Print the listing below in its entirety, character for character.

§ §

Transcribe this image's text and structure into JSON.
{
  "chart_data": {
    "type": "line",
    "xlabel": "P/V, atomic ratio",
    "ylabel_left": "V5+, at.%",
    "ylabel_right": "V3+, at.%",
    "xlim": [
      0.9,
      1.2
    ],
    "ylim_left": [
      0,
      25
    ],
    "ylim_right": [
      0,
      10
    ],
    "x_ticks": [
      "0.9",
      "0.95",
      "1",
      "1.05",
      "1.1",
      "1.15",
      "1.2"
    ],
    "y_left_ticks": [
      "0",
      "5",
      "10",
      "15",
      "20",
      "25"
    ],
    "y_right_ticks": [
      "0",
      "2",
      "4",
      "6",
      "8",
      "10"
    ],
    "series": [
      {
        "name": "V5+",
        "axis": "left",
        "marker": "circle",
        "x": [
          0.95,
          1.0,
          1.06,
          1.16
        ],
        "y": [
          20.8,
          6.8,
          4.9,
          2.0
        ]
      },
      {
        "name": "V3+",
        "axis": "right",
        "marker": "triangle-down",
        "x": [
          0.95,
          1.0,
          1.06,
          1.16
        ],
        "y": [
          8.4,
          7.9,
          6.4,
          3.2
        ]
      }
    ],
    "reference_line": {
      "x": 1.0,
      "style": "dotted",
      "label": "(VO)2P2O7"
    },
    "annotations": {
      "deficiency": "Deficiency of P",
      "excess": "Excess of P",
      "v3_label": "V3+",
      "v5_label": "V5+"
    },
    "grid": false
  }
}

§ §

EXPECTED OUTPUT:
Transcribe this image's text and structure into JSON.
{
  "chart_data": {
    "type": "line",
    "xlabel": "P/V, atomic ratio",
    "ylabel_left": "V5+, at.%",
    "ylabel_right": "V3+, at.%",
    "xlim": [
      0.9,
      1.2
    ],
    "ylim_left": [
      0,
      25
    ],
    "ylim_right": [
      0,
      10
    ],
    "x_ticks": [
      "0.9",
      "0.95",
      "1",
      "1.05",
      "1.1",
      "1.15",
      "1.2"
    ],
    "y_left_ticks": [
      "0",
      "5",
      "10",
      "15",
      "20",
      "25"
    ],
    "y_right_ticks": [
      "0",
      "2",
      "4",
      "6",
      "8",
      "10"
    ],
    "series": [
      {
        "name": "V5+",
        "axis": "left",
        "marker": "circle",
        "x": [
          0.95,
          1.0,
          1.06,
          1.16
        ],
        "y": [
          20.8,
          6.8,
          4.9,
          2.0
        ]
      },
      {
        "name": "V3+",
        "axis": "right",
        "marker": "triangle-down",
        "x": [
          0.95,
          1.0,
          1.06,
          1.16
        ],
        "y": [
          8.4,
          7.9,
          6.4,
          3.2
        ]
      }
    ],
    "reference_line": {
      "x": 1.0,
      "style": "dotted",
      "label": "(VO)2P2O7"
    },
    "annotations": {
      "deficiency": "Deficiency of P",
      "excess": "Excess of P",
      "v3_label": "V3+",
      "v5_label": "V5+"
    },
    "grid": false
  }
}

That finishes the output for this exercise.